* [WHAT THE TASK ASKS]:
Using the data below, determine the number of lines that include the string "screenshot". Write only that number.

— START OF INPUT —

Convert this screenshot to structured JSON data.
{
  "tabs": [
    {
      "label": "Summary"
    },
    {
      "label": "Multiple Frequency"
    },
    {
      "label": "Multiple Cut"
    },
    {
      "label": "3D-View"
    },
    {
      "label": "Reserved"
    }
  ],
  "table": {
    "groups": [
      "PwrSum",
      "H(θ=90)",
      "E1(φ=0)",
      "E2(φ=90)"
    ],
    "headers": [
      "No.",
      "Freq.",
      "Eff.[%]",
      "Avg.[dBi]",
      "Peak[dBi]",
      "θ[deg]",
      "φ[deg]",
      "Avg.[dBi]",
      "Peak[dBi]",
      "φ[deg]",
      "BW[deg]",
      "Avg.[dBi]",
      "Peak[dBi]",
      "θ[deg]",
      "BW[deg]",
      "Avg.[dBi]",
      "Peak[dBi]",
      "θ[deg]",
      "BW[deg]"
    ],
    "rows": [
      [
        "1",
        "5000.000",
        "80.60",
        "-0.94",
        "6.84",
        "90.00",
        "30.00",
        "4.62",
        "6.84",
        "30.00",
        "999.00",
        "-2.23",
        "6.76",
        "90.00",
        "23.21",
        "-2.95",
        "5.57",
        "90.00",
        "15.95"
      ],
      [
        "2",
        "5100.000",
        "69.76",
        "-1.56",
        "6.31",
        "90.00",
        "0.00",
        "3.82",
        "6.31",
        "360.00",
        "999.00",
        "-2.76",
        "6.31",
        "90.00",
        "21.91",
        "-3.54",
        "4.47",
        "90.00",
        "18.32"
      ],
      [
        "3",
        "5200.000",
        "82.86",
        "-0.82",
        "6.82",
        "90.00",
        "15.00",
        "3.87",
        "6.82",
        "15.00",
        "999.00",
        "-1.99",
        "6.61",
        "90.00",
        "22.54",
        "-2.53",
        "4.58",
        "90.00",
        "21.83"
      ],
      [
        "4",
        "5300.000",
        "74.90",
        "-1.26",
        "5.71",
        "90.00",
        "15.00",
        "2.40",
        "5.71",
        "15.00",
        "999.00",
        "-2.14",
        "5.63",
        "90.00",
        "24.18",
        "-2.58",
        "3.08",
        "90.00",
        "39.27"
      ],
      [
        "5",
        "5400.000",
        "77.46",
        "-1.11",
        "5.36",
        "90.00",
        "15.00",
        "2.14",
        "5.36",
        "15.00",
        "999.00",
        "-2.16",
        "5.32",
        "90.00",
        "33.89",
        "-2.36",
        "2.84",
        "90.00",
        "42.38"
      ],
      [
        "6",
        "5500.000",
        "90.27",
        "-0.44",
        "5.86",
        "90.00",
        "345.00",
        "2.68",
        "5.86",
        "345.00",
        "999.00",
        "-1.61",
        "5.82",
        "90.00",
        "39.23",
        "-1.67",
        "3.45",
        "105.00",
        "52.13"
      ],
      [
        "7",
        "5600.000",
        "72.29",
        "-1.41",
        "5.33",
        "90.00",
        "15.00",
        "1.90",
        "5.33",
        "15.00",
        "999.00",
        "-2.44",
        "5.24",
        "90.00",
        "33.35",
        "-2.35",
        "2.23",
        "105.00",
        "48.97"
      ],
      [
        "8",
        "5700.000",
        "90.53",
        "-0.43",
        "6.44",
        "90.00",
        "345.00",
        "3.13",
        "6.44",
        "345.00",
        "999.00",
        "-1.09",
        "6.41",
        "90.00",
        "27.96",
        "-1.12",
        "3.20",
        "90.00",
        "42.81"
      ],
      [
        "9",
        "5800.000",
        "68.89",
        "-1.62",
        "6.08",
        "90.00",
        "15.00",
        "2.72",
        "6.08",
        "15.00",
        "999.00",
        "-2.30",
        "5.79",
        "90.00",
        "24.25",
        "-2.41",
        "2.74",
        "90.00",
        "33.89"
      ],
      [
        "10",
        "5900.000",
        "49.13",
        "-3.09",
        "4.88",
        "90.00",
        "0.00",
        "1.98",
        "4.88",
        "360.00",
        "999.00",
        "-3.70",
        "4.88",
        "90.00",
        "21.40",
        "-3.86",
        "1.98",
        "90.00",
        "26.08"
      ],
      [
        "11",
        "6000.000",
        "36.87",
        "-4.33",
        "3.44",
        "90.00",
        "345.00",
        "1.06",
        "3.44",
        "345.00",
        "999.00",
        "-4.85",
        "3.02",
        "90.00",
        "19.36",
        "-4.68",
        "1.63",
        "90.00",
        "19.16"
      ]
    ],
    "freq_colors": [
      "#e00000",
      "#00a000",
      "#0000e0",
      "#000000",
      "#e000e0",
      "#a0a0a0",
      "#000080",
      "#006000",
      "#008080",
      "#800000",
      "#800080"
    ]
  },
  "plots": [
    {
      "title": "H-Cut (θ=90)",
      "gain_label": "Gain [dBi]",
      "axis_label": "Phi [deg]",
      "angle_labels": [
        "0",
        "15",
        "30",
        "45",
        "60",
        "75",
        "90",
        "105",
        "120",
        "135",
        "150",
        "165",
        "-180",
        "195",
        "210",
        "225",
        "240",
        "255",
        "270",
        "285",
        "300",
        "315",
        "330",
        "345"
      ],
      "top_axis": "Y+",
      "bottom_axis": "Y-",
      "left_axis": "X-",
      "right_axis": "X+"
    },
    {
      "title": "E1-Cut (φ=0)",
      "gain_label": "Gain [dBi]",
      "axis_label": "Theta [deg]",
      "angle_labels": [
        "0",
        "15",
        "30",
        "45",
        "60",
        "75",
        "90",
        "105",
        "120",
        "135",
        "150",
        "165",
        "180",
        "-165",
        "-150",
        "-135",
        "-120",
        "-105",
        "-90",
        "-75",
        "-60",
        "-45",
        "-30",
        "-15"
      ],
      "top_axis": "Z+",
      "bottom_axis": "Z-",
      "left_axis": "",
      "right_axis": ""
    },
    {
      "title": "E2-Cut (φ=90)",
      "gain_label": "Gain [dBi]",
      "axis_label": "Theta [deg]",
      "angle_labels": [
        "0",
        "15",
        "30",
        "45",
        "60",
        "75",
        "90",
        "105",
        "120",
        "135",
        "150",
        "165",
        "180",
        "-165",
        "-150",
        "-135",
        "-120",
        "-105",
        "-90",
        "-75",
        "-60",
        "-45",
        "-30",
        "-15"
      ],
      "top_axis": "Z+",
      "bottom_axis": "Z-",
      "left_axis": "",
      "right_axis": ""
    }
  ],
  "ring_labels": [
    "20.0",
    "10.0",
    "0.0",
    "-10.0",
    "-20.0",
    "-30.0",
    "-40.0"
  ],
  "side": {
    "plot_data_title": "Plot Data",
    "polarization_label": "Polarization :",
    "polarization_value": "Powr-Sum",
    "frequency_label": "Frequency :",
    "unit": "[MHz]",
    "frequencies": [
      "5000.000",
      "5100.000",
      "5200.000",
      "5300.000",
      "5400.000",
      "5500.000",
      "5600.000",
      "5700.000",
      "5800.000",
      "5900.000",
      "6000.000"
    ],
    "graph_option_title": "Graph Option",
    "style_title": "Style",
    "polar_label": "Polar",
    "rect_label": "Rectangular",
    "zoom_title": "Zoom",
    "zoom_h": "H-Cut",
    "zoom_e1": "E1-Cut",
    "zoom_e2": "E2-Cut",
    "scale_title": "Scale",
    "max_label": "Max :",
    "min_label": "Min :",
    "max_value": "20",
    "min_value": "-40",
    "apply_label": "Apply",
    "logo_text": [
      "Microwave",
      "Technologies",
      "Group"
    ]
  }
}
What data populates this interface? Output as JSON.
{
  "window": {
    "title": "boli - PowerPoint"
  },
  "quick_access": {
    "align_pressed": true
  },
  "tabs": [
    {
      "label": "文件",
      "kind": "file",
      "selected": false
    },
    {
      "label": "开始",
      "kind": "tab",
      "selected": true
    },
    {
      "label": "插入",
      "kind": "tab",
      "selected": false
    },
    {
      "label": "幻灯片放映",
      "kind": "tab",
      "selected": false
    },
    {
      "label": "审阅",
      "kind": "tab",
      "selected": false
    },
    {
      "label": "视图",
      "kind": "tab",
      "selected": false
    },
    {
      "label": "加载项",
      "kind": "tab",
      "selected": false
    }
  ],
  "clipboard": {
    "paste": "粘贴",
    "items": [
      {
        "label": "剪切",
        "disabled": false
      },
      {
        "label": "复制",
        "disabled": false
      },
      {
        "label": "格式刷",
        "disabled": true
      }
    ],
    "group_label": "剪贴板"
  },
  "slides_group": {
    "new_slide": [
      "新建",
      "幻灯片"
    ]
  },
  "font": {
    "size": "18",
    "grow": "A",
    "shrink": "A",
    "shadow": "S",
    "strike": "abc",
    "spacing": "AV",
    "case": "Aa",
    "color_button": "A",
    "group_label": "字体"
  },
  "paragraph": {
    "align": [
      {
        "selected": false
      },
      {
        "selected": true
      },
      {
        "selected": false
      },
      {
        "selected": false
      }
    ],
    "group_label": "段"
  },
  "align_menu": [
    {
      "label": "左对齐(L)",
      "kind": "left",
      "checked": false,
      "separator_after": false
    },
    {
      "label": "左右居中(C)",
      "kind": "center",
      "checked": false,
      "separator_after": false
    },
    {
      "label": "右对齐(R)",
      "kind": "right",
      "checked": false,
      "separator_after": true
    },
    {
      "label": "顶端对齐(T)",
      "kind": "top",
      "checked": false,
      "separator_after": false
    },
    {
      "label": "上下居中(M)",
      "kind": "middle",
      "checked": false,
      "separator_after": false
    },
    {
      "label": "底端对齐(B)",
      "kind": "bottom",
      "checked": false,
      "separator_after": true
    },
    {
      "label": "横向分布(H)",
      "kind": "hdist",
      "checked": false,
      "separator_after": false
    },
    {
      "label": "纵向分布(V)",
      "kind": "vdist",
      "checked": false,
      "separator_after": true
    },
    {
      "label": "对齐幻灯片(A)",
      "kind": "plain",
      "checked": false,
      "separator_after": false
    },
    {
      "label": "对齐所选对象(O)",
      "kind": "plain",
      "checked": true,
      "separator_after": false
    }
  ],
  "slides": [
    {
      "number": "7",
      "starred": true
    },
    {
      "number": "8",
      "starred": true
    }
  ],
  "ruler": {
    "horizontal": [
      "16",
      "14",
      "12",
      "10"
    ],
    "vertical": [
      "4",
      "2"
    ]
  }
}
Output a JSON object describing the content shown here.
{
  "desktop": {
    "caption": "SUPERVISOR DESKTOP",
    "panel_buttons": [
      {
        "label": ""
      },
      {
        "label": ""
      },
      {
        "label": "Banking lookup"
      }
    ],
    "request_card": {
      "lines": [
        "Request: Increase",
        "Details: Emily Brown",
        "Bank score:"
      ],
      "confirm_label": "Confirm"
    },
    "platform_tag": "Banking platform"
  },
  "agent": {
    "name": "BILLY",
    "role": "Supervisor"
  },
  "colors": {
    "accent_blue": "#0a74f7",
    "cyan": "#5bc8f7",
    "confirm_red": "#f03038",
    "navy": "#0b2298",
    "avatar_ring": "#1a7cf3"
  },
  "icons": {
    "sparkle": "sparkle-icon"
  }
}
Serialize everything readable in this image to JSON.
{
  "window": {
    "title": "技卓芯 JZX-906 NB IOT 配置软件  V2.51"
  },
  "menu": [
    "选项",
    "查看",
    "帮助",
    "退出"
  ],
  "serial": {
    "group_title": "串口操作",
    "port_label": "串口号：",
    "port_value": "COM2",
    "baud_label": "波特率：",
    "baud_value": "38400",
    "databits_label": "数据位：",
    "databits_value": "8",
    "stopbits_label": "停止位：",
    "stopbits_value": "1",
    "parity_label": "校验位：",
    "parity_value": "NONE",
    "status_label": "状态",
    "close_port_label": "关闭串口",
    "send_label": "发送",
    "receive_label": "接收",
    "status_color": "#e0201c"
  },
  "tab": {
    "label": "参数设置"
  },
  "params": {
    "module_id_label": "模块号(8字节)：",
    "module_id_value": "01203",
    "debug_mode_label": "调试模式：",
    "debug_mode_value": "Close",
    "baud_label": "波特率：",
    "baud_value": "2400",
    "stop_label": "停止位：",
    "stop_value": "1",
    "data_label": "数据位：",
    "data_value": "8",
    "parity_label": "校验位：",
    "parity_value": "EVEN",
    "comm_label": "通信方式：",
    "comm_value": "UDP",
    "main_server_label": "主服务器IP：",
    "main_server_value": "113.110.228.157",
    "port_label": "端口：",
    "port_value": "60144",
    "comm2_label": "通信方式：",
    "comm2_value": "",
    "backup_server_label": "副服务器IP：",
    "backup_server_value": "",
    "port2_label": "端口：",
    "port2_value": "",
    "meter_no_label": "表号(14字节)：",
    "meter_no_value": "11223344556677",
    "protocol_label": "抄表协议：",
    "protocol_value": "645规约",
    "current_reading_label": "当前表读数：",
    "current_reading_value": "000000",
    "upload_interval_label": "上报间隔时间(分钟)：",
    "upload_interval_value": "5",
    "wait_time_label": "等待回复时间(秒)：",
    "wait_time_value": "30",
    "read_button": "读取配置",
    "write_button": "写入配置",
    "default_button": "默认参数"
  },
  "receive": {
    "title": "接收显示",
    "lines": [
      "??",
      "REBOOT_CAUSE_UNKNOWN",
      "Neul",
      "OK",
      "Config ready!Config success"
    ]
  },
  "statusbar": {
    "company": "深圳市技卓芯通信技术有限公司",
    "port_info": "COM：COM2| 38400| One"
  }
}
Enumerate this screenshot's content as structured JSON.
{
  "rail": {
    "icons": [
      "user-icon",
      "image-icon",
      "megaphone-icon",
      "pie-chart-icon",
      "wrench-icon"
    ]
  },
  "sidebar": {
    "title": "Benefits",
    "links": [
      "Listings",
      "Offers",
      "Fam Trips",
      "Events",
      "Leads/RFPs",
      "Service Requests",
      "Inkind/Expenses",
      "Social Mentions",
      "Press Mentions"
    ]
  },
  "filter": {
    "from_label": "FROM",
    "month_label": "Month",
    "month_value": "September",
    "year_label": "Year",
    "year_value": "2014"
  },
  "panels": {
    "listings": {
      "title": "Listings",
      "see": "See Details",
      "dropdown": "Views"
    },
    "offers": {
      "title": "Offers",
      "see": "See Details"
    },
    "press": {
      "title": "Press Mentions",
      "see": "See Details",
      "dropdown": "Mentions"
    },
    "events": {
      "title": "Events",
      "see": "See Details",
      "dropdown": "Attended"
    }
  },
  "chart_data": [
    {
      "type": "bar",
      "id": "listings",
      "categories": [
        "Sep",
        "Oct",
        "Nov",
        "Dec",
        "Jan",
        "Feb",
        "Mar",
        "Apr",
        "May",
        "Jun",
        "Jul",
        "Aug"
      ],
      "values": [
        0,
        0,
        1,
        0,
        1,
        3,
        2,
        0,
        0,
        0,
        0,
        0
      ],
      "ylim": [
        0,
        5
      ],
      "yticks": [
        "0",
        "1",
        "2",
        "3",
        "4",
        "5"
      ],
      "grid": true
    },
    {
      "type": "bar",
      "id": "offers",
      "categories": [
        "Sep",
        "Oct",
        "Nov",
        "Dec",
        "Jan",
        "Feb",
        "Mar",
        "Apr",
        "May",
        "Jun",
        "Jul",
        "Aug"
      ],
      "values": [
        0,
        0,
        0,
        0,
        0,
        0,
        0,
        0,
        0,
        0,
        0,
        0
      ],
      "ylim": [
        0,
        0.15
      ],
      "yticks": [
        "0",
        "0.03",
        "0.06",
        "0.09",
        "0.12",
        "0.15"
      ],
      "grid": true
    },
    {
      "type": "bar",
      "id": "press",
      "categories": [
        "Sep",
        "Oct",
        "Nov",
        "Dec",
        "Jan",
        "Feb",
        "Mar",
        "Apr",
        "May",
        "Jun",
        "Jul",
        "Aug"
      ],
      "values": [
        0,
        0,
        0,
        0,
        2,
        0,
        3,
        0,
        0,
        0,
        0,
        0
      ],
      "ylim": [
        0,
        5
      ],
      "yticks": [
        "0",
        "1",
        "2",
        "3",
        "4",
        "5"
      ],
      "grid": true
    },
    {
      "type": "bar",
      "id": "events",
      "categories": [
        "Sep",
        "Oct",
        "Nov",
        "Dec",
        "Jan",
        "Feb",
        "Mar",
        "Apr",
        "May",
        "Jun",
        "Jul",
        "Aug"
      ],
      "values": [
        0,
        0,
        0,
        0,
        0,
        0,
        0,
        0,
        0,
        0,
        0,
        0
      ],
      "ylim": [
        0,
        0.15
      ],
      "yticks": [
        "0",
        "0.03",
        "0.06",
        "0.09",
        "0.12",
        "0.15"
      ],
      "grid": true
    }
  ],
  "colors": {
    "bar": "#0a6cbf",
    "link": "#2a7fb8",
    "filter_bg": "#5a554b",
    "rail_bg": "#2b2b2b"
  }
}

— END OF INPUT —

* [IN RESPONSE]:
2